Given records
☆ ☆ ☆ ☆ ☆ ☆ ☆

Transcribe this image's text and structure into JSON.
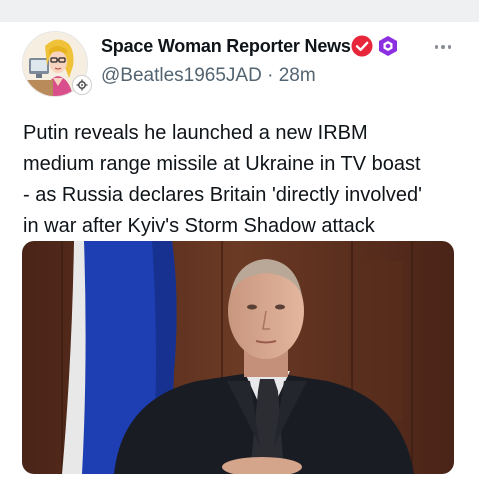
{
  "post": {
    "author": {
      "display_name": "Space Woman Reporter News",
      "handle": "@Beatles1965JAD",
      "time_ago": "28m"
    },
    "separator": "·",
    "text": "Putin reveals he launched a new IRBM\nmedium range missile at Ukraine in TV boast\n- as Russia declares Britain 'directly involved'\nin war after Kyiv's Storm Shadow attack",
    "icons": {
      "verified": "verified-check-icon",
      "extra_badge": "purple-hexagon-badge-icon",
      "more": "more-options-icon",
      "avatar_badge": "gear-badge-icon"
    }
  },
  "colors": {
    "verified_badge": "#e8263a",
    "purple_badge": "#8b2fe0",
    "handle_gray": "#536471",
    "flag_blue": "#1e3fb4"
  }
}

☆ ☆ ☆ ☆ ☆ ☆ ☆

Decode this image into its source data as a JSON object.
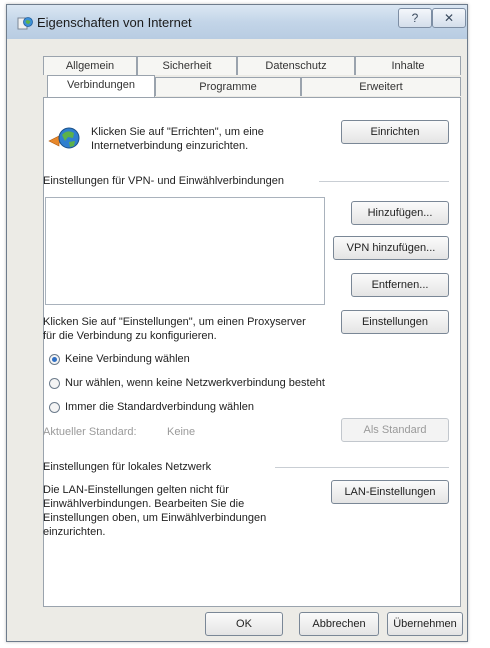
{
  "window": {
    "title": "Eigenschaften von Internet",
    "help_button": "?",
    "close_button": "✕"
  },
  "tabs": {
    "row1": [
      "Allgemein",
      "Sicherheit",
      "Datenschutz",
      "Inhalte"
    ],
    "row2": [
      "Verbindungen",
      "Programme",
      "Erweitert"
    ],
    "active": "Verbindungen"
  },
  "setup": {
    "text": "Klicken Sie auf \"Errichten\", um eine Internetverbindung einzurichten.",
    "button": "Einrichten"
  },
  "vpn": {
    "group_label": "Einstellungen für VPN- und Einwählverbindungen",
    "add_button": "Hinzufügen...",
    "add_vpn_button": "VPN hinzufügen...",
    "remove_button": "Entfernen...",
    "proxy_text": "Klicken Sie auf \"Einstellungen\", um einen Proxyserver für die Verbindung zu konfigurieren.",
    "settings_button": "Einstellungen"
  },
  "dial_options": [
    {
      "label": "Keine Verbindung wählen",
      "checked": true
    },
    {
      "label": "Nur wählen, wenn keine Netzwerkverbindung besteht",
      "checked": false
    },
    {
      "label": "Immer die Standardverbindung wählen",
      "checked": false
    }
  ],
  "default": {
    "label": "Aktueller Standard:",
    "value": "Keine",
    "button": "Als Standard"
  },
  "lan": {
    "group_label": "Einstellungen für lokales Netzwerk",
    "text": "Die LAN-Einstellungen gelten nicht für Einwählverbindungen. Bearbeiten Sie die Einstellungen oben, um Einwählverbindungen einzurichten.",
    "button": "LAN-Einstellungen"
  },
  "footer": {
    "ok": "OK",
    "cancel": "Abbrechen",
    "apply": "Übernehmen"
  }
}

☆ ☆ ☆ ☆ ☆ ☆ ☆

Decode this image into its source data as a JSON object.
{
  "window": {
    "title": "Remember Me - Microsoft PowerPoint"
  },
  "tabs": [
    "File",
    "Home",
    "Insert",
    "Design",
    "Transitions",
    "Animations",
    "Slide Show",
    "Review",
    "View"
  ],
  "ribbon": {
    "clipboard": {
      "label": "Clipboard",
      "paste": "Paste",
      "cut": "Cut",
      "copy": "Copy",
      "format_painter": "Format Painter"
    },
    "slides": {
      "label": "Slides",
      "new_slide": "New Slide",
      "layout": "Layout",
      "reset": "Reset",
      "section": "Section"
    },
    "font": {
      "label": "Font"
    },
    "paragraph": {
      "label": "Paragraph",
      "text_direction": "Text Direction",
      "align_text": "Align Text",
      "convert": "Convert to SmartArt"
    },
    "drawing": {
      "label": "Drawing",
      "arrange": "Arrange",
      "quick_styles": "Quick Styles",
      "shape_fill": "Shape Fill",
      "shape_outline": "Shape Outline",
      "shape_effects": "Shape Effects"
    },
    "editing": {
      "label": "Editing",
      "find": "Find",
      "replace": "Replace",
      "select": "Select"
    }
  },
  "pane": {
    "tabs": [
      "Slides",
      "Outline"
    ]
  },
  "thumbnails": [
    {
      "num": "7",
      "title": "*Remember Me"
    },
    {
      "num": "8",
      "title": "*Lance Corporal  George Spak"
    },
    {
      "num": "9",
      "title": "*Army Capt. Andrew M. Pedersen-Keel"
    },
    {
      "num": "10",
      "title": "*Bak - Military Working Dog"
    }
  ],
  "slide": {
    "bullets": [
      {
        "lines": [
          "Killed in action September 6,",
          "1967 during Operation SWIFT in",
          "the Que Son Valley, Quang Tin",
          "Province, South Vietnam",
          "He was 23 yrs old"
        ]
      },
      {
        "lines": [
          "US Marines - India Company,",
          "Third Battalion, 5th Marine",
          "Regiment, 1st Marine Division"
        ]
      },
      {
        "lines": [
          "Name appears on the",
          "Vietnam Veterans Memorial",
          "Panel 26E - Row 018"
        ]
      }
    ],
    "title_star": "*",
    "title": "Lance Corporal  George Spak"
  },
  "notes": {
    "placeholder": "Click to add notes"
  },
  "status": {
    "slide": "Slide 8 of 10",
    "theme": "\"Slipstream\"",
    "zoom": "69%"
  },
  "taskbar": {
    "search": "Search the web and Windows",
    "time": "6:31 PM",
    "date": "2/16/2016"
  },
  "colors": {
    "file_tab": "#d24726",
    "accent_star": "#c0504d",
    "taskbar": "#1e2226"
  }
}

☆ ☆ ☆ ☆ ☆ ☆ ☆

What needs to be done
How many of the lines above include the string "Spak"? Answer with the number only.

Final result
2